begin The records
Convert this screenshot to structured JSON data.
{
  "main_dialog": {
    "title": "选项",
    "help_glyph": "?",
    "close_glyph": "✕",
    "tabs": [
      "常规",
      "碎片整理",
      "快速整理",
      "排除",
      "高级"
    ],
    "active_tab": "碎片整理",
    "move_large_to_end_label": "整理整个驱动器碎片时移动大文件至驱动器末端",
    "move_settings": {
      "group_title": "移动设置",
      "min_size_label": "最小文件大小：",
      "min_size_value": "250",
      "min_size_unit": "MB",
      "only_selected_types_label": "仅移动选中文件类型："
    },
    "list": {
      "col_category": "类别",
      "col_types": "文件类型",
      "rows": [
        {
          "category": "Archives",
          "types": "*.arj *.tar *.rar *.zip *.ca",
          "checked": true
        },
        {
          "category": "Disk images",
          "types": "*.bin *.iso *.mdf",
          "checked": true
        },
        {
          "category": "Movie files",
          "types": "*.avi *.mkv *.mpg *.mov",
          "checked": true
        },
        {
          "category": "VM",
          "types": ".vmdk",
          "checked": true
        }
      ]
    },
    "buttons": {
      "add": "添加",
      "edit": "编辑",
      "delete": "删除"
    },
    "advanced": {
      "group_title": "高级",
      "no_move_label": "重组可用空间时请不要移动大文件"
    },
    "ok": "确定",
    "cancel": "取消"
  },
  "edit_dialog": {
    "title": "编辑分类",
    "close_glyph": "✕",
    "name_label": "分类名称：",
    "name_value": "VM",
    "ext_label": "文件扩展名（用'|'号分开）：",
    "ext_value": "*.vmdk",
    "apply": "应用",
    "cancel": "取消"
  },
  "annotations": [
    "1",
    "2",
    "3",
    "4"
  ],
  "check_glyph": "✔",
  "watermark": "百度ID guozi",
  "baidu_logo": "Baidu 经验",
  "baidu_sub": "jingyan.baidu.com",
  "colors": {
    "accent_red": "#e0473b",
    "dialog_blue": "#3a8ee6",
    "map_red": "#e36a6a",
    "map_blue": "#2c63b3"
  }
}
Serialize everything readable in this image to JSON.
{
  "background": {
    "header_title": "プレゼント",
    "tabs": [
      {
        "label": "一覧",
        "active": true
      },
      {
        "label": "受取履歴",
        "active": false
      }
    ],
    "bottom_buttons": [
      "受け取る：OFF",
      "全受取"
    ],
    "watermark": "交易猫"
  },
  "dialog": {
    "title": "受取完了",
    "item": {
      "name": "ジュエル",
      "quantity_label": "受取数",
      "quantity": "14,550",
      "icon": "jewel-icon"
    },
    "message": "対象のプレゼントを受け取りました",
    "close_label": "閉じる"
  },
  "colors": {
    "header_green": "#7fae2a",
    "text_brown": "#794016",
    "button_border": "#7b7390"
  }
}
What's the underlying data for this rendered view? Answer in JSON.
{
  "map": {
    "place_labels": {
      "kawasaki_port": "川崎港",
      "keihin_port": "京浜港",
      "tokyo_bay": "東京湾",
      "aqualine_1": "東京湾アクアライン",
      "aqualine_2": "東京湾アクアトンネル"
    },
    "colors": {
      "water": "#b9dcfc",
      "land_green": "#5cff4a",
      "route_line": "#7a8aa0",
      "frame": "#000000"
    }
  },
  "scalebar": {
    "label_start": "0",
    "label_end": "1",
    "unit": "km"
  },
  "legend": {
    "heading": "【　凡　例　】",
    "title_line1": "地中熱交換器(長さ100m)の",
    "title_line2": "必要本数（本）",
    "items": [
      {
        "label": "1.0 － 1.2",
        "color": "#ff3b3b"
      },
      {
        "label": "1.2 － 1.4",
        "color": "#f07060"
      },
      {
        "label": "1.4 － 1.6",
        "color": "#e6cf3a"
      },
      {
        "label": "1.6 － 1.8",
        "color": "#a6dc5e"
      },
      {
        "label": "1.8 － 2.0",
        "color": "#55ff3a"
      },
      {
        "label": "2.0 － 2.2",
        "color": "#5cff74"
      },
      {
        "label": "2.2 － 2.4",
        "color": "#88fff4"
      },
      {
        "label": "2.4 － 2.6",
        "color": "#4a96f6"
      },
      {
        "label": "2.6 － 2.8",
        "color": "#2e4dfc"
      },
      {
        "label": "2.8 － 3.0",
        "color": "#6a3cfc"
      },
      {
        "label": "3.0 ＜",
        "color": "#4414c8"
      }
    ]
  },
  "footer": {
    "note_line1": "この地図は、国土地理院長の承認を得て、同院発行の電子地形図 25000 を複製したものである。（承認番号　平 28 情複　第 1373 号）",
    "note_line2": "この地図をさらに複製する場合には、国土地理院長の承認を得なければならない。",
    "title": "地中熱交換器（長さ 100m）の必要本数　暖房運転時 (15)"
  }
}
end The records
- Aim of the exercise
Repeat each record exactly. Omit nothing.

- Response to this task
Convert this screenshot to structured JSON data.
{
  "main_dialog": {
    "title": "选项",
    "help_glyph": "?",
    "close_glyph": "✕",
    "tabs": [
      "常规",
      "碎片整理",
      "快速整理",
      "排除",
      "高级"
    ],
    "active_tab": "碎片整理",
    "move_large_to_end_label": "整理整个驱动器碎片时移动大文件至驱动器末端",
    "move_settings": {
      "group_title": "移动设置",
      "min_size_label": "最小文件大小：",
      "min_size_value": "250",
      "min_size_unit": "MB",
      "only_selected_types_label": "仅移动选中文件类型："
    },
    "list": {
      "col_category": "类别",
      "col_types": "文件类型",
      "rows": [
        {
          "category": "Archives",
          "types": "*.arj *.tar *.rar *.zip *.ca",
          "checked": true
        },
        {
          "category": "Disk images",
          "types": "*.bin *.iso *.mdf",
          "checked": true
        },
        {
          "category": "Movie files",
          "types": "*.avi *.mkv *.mpg *.mov",
          "checked": true
        },
        {
          "category": "VM",
          "types": ".vmdk",
          "checked": true
        }
      ]
    },
    "buttons": {
      "add": "添加",
      "edit": "编辑",
      "delete": "删除"
    },
    "advanced": {
      "group_title": "高级",
      "no_move_label": "重组可用空间时请不要移动大文件"
    },
    "ok": "确定",
    "cancel": "取消"
  },
  "edit_dialog": {
    "title": "编辑分类",
    "close_glyph": "✕",
    "name_label": "分类名称：",
    "name_value": "VM",
    "ext_label": "文件扩展名（用'|'号分开）：",
    "ext_value": "*.vmdk",
    "apply": "应用",
    "cancel": "取消"
  },
  "annotations": [
    "1",
    "2",
    "3",
    "4"
  ],
  "check_glyph": "✔",
  "watermark": "百度ID guozi",
  "baidu_logo": "Baidu 经验",
  "baidu_sub": "jingyan.baidu.com",
  "colors": {
    "accent_red": "#e0473b",
    "dialog_blue": "#3a8ee6",
    "map_red": "#e36a6a",
    "map_blue": "#2c63b3"
  }
}
Serialize everything readable in this image to JSON.
{
  "background": {
    "header_title": "プレゼント",
    "tabs": [
      {
        "label": "一覧",
        "active": true
      },
      {
        "label": "受取履歴",
        "active": false
      }
    ],
    "bottom_buttons": [
      "受け取る：OFF",
      "全受取"
    ],
    "watermark": "交易猫"
  },
  "dialog": {
    "title": "受取完了",
    "item": {
      "name": "ジュエル",
      "quantity_label": "受取数",
      "quantity": "14,550",
      "icon": "jewel-icon"
    },
    "message": "対象のプレゼントを受け取りました",
    "close_label": "閉じる"
  },
  "colors": {
    "header_green": "#7fae2a",
    "text_brown": "#794016",
    "button_border": "#7b7390"
  }
}
What's the underlying data for this rendered view? Answer in JSON.
{
  "map": {
    "place_labels": {
      "kawasaki_port": "川崎港",
      "keihin_port": "京浜港",
      "tokyo_bay": "東京湾",
      "aqualine_1": "東京湾アクアライン",
      "aqualine_2": "東京湾アクアトンネル"
    },
    "colors": {
      "water": "#b9dcfc",
      "land_green": "#5cff4a",
      "route_line": "#7a8aa0",
      "frame": "#000000"
    }
  },
  "scalebar": {
    "label_start": "0",
    "label_end": "1",
    "unit": "km"
  },
  "legend": {
    "heading": "【　凡　例　】",
    "title_line1": "地中熱交換器(長さ100m)の",
    "title_line2": "必要本数（本）",
    "items": [
      {
        "label": "1.0 － 1.2",
        "color": "#ff3b3b"
      },
      {
        "label": "1.2 － 1.4",
        "color": "#f07060"
      },
      {
        "label": "1.4 － 1.6",
        "color": "#e6cf3a"
      },
      {
        "label": "1.6 － 1.8",
        "color": "#a6dc5e"
      },
      {
        "label": "1.8 － 2.0",
        "color": "#55ff3a"
      },
      {
        "label": "2.0 － 2.2",
        "color": "#5cff74"
      },
      {
        "label": "2.2 － 2.4",
        "color": "#88fff4"
      },
      {
        "label": "2.4 － 2.6",
        "color": "#4a96f6"
      },
      {
        "label": "2.6 － 2.8",
        "color": "#2e4dfc"
      },
      {
        "label": "2.8 － 3.0",
        "color": "#6a3cfc"
      },
      {
        "label": "3.0 ＜",
        "color": "#4414c8"
      }
    ]
  },
  "footer": {
    "note_line1": "この地図は、国土地理院長の承認を得て、同院発行の電子地形図 25000 を複製したものである。（承認番号　平 28 情複　第 1373 号）",
    "note_line2": "この地図をさらに複製する場合には、国土地理院長の承認を得なければならない。",
    "title": "地中熱交換器（長さ 100m）の必要本数　暖房運転時 (15)"
  }
}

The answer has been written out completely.